START Provided records

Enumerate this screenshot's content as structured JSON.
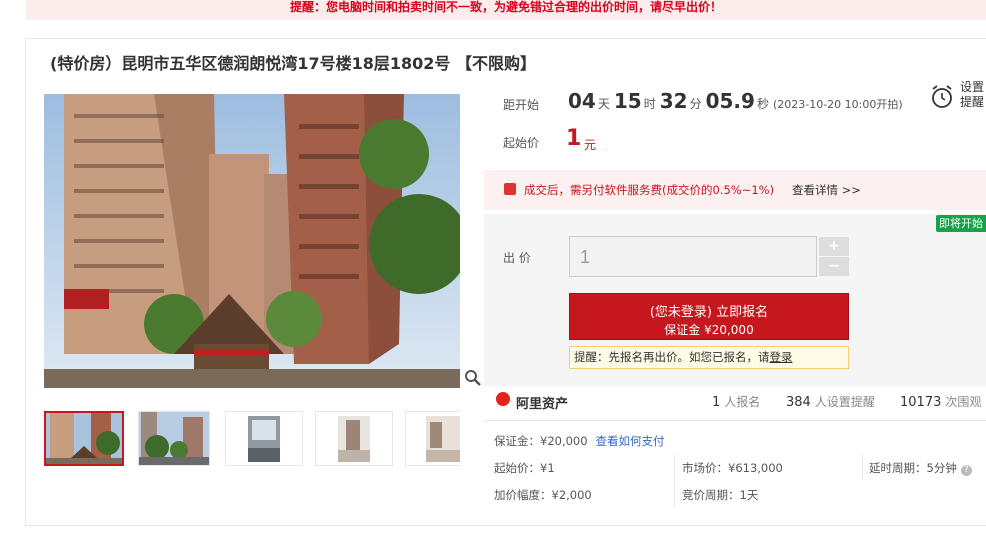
{
  "notice": "提醒：您电脑时间和拍卖时间不一致，为避免错过合理的出价时间，请尽早出价！",
  "title": "(特价房）昆明市五华区德润朗悦湾17号楼18层1802号 【不限购】",
  "countdown": {
    "label": "距开始",
    "days": "04",
    "days_unit": "天",
    "hours": "15",
    "hours_unit": "时",
    "minutes": "32",
    "minutes_unit": "分",
    "seconds": "05.9",
    "seconds_unit": "秒",
    "start_time": "(2023-10-20 10:00开拍)"
  },
  "remind": {
    "line1": "设置",
    "line2": "提醒"
  },
  "start_price": {
    "label": "起始价",
    "value": "1",
    "unit": "元"
  },
  "fee_notice": {
    "text": "成交后，需另付软件服务费(成交价的0.5%~1%)",
    "link": "查看详情 >>"
  },
  "soon_tag": "即将开始",
  "bid": {
    "label": "出 价",
    "value": "1",
    "plus": "+",
    "minus": "−"
  },
  "signup": {
    "line1": "(您未登录) 立即报名",
    "line2": "保证金 ¥20,000"
  },
  "tip": {
    "text": "提醒：先报名再出价。如您已报名，请",
    "link": "登录"
  },
  "platform": "阿里资产",
  "stats": [
    {
      "value": "1",
      "unit": "人报名"
    },
    {
      "value": "384",
      "unit": "人设置提醒"
    },
    {
      "value": "10173",
      "unit": "次围观"
    }
  ],
  "deposit": {
    "text": "保证金：¥20,000",
    "link": "查看如何支付"
  },
  "details": {
    "start_price": "起始价：¥1",
    "market_price": "市场价：¥613,000",
    "delay": "延时周期：5分钟",
    "increment": "加价幅度：¥2,000",
    "bid_cycle": "竞价周期：1天"
  },
  "colors": {
    "accent": "#c6161e",
    "green_tag": "#19a24b",
    "link": "#3366cc"
  }
}
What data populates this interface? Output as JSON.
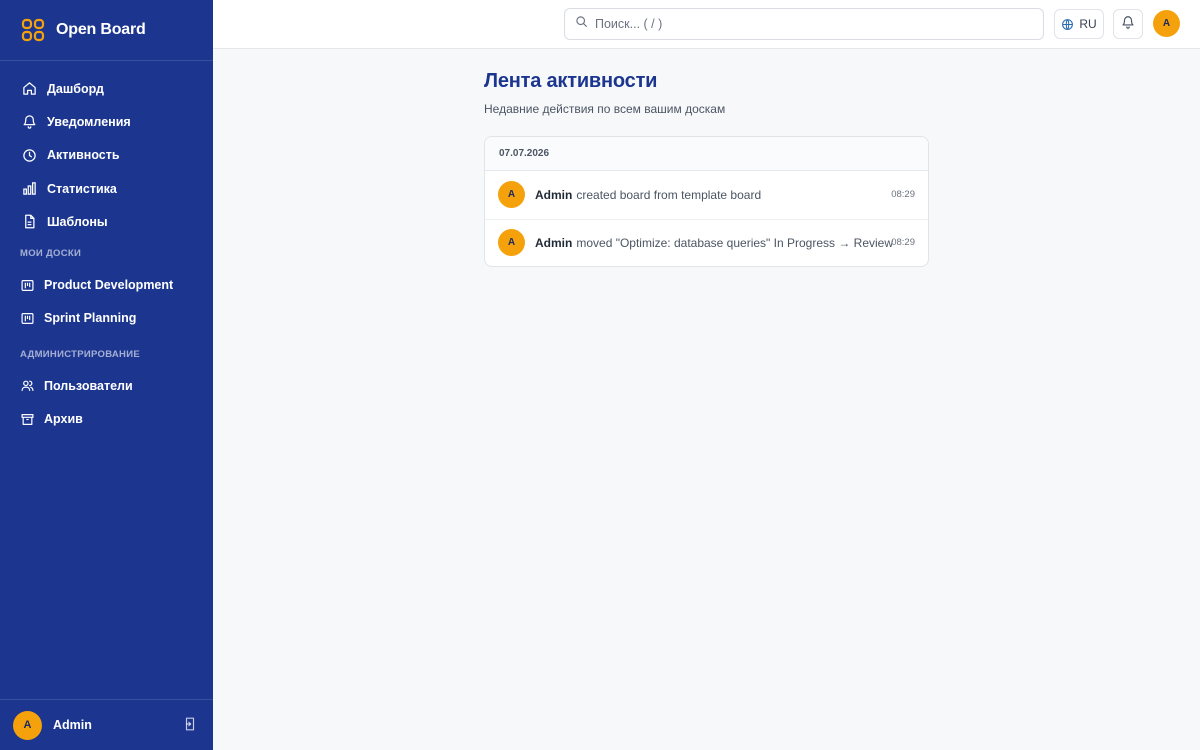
{
  "brand": {
    "name": "Open Board",
    "logo_color": "#f5a10b"
  },
  "sidebar": {
    "main_items": [
      {
        "label": "Дашборд",
        "icon": "home-icon"
      },
      {
        "label": "Уведомления",
        "icon": "bell-icon"
      },
      {
        "label": "Активность",
        "icon": "clock-icon"
      },
      {
        "label": "Статистика",
        "icon": "bar-chart-icon"
      },
      {
        "label": "Шаблоны",
        "icon": "document-icon"
      }
    ],
    "boards_section": "МОИ ДОСКИ",
    "boards": [
      {
        "label": "Product Development",
        "icon": "board-icon"
      },
      {
        "label": "Sprint Planning",
        "icon": "board-icon"
      }
    ],
    "admin_section": "АДМИНИСТРИРОВАНИЕ",
    "admin_items": [
      {
        "label": "Пользователи",
        "icon": "users-icon"
      },
      {
        "label": "Архив",
        "icon": "archive-icon"
      }
    ],
    "footer": {
      "avatar_initial": "A",
      "user_name": "Admin",
      "action_icon": "logout-icon"
    },
    "background": "#1c3690"
  },
  "topbar": {
    "search_placeholder": "Поиск... ( / )",
    "language": "RU",
    "avatar_initial": "A"
  },
  "main": {
    "title": "Лента активности",
    "subtitle": "Недавние действия по всем вашим доскам",
    "groups": [
      {
        "date": "07.07.2026",
        "entries": [
          {
            "avatar": "A",
            "actor": "Admin",
            "text": "created board from template board",
            "time": "08:29"
          },
          {
            "avatar": "A",
            "actor": "Admin",
            "text": "moved \"Optimize: database queries\" In Progress → Review",
            "time": "08:29"
          }
        ]
      }
    ]
  },
  "colors": {
    "accent": "#f5a10b",
    "title": "#1c3690"
  }
}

END Provided records

→ What you will do
Reproduce every record word for word. The copy must contain no pictures.

→ Full output
Enumerate this screenshot's content as structured JSON.
{
  "notice": "提醒：您电脑时间和拍卖时间不一致，为避免错过合理的出价时间，请尽早出价！",
  "title": "(特价房）昆明市五华区德润朗悦湾17号楼18层1802号 【不限购】",
  "countdown": {
    "label": "距开始",
    "days": "04",
    "days_unit": "天",
    "hours": "15",
    "hours_unit": "时",
    "minutes": "32",
    "minutes_unit": "分",
    "seconds": "05.9",
    "seconds_unit": "秒",
    "start_time": "(2023-10-20 10:00开拍)"
  },
  "remind": {
    "line1": "设置",
    "line2": "提醒"
  },
  "start_price": {
    "label": "起始价",
    "value": "1",
    "unit": "元"
  },
  "fee_notice": {
    "text": "成交后，需另付软件服务费(成交价的0.5%~1%)",
    "link": "查看详情 >>"
  },
  "soon_tag": "即将开始",
  "bid": {
    "label": "出 价",
    "value": "1",
    "plus": "+",
    "minus": "−"
  },
  "signup": {
    "line1": "(您未登录) 立即报名",
    "line2": "保证金 ¥20,000"
  },
  "tip": {
    "text": "提醒：先报名再出价。如您已报名，请",
    "link": "登录"
  },
  "platform": "阿里资产",
  "stats": [
    {
      "value": "1",
      "unit": "人报名"
    },
    {
      "value": "384",
      "unit": "人设置提醒"
    },
    {
      "value": "10173",
      "unit": "次围观"
    }
  ],
  "deposit": {
    "text": "保证金：¥20,000",
    "link": "查看如何支付"
  },
  "details": {
    "start_price": "起始价：¥1",
    "market_price": "市场价：¥613,000",
    "delay": "延时周期：5分钟",
    "increment": "加价幅度：¥2,000",
    "bid_cycle": "竞价周期：1天"
  },
  "colors": {
    "accent": "#c6161e",
    "green_tag": "#19a24b",
    "link": "#3366cc"
  }
}
What data populates this interface? Output as JSON.
{
  "brand": {
    "name": "Open Board",
    "logo_color": "#f5a10b"
  },
  "sidebar": {
    "main_items": [
      {
        "label": "Дашборд",
        "icon": "home-icon"
      },
      {
        "label": "Уведомления",
        "icon": "bell-icon"
      },
      {
        "label": "Активность",
        "icon": "clock-icon"
      },
      {
        "label": "Статистика",
        "icon": "bar-chart-icon"
      },
      {
        "label": "Шаблоны",
        "icon": "document-icon"
      }
    ],
    "boards_section": "МОИ ДОСКИ",
    "boards": [
      {
        "label": "Product Development",
        "icon": "board-icon"
      },
      {
        "label": "Sprint Planning",
        "icon": "board-icon"
      }
    ],
    "admin_section": "АДМИНИСТРИРОВАНИЕ",
    "admin_items": [
      {
        "label": "Пользователи",
        "icon": "users-icon"
      },
      {
        "label": "Архив",
        "icon": "archive-icon"
      }
    ],
    "footer": {
      "avatar_initial": "A",
      "user_name": "Admin",
      "action_icon": "logout-icon"
    },
    "background": "#1c3690"
  },
  "topbar": {
    "search_placeholder": "Поиск... ( / )",
    "language": "RU",
    "avatar_initial": "A"
  },
  "main": {
    "title": "Лента активности",
    "subtitle": "Недавние действия по всем вашим доскам",
    "groups": [
      {
        "date": "07.07.2026",
        "entries": [
          {
            "avatar": "A",
            "actor": "Admin",
            "text": "created board from template board",
            "time": "08:29"
          },
          {
            "avatar": "A",
            "actor": "Admin",
            "text": "moved \"Optimize: database queries\" In Progress → Review",
            "time": "08:29"
          }
        ]
      }
    ]
  },
  "colors": {
    "accent": "#f5a10b",
    "title": "#1c3690"
  }
}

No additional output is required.